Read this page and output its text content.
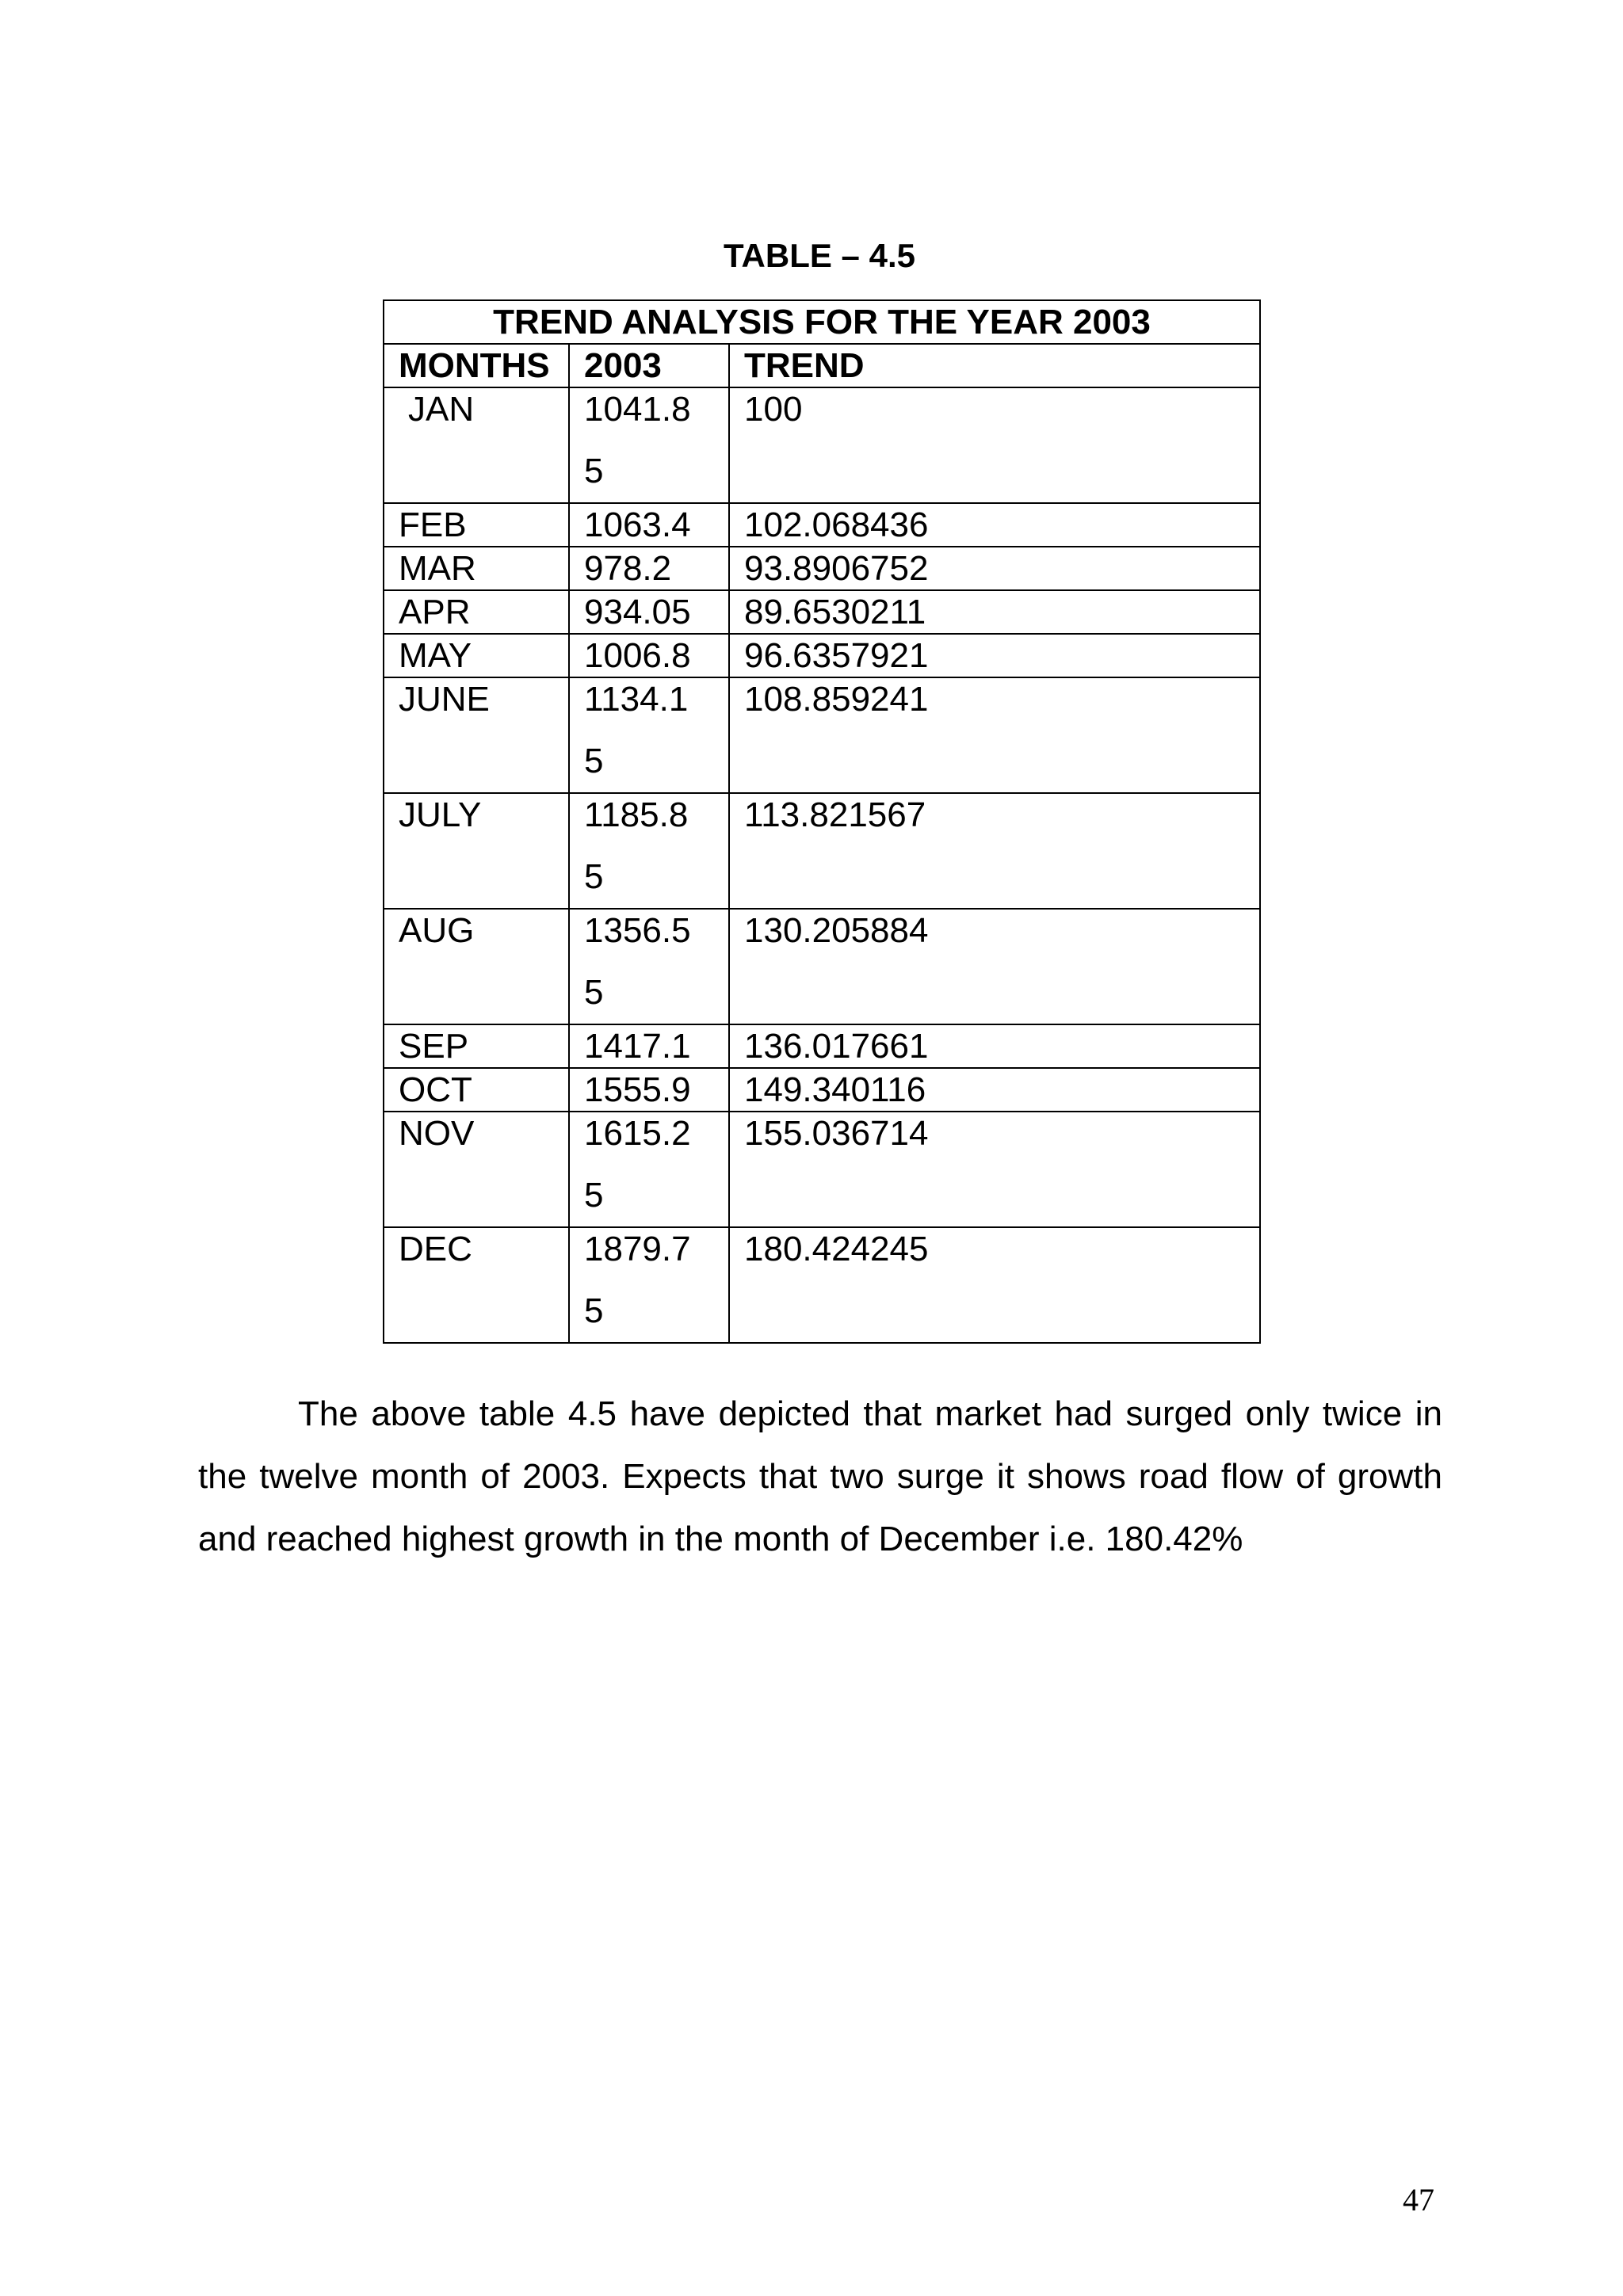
TABLE – 4.5
TREND ANALYSIS FOR THE YEAR 2003		
MONTHS	2003	TREND
JAN	1041.85	100
FEB	1063.4	102.068436
MAR	978.2	93.8906752
APR	934.05	89.6530211
MAY	1006.8	96.6357921
JUNE	1134.15	108.859241
JULY	1185.85	113.821567
AUG	1356.55	130.205884
SEP	1417.1	136.017661
OCT	1555.9	149.340116
NOV	1615.25	155.036714
DEC	1879.75	180.424245

The above table 4.5 have depicted that market had surged only twice in the twelve month of 2003. Expects that two surge it shows road flow of growth and reached highest growth in the month of December i.e. 180.42%

47
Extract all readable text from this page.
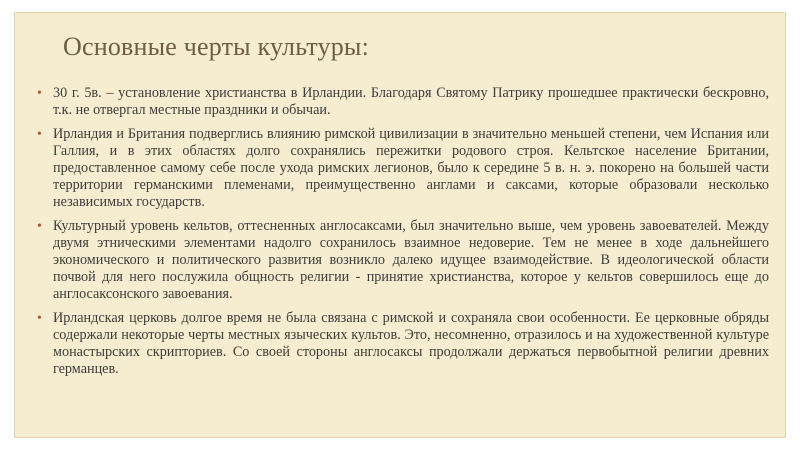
Основные черты культуры:
• 30 г. 5в. – установление христианства в Ирландии. Благодаря Святому Патрику прошедшее практически бескровно, т.к. не отвергал местные праздники и обычаи.
• Ирландия и Британия подверглись влиянию римской цивилизации в значительно меньшей степени, чем Испания или Галлия, и в этих областях долго сохранялись пережитки родового строя. Кельтское население Британии, предоставленное самому себе после ухода римских легионов, было к середине 5 в. н. э. покорено на большей части территории германскими племенами, преимущественно англами и саксами, которые образовали несколько независимых государств.
• Культурный уровень кельтов, оттесненных англосаксами, был значительно выше, чем уровень завоевателей. Между двумя этническими элементами надолго сохранилось взаимное недоверие. Тем не менее в ходе дальнейшего экономического и политического развития возникло далеко идущее взаимодействие. В идеологической области почвой для него послужила общность религии - принятие христианства, которое у кельтов совершилось еще до англосаксонского завоевания.
• Ирландская церковь долгое время не была связана с римской и сохраняла свои особенности. Ее церковные обряды содержали некоторые черты местных языческих культов. Это, несомненно, отразилось и на художественной культуре монастырских скрипториев. Со своей стороны англосаксы продолжали держаться первобытной религии древних германцев.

-------

■ Instruction: Repeat the material above in full and unchanged, minus its images.

■ Response to this task:
Read this page and output its text content.
TABLE – 4.5
TREND ANALYSIS FOR THE YEAR 2003		
MONTHS	2003	TREND
JAN	1041.85	100
FEB	1063.4	102.068436
MAR	978.2	93.8906752
APR	934.05	89.6530211
MAY	1006.8	96.6357921
JUNE	1134.15	108.859241
JULY	1185.85	113.821567
AUG	1356.55	130.205884
SEP	1417.1	136.017661
OCT	1555.9	149.340116
NOV	1615.25	155.036714
DEC	1879.75	180.424245

The above table 4.5 have depicted that market had surged only twice in the twelve month of 2003. Expects that two surge it shows road flow of growth and reached highest growth in the month of December i.e. 180.42%

47
Extract all readable text from this page.
Основные черты культуры:
• 30 г. 5в. – установление христианства в Ирландии. Благодаря Святому Патрику прошедшее практически бескровно, т.к. не отвергал местные праздники и обычаи.
• Ирландия и Британия подверглись влиянию римской цивилизации в значительно меньшей степени, чем Испания или Галлия, и в этих областях долго сохранялись пережитки родового строя. Кельтское население Британии, предоставленное самому себе после ухода римских легионов, было к середине 5 в. н. э. покорено на большей части территории германскими племенами, преимущественно англами и саксами, которые образовали несколько независимых государств.
• Культурный уровень кельтов, оттесненных англосаксами, был значительно выше, чем уровень завоевателей. Между двумя этническими элементами надолго сохранилось взаимное недоверие. Тем не менее в ходе дальнейшего экономического и политического развития возникло далеко идущее взаимодействие. В идеологической области почвой для него послужила общность религии - принятие христианства, которое у кельтов совершилось еще до англосаксонского завоевания.
• Ирландская церковь долгое время не была связана с римской и сохраняла свои особенности. Ее церковные обряды содержали некоторые черты местных языческих культов. Это, несомненно, отразилось и на художественной культуре монастырских скрипториев. Со своей стороны англосаксы продолжали держаться первобытной религии древних германцев.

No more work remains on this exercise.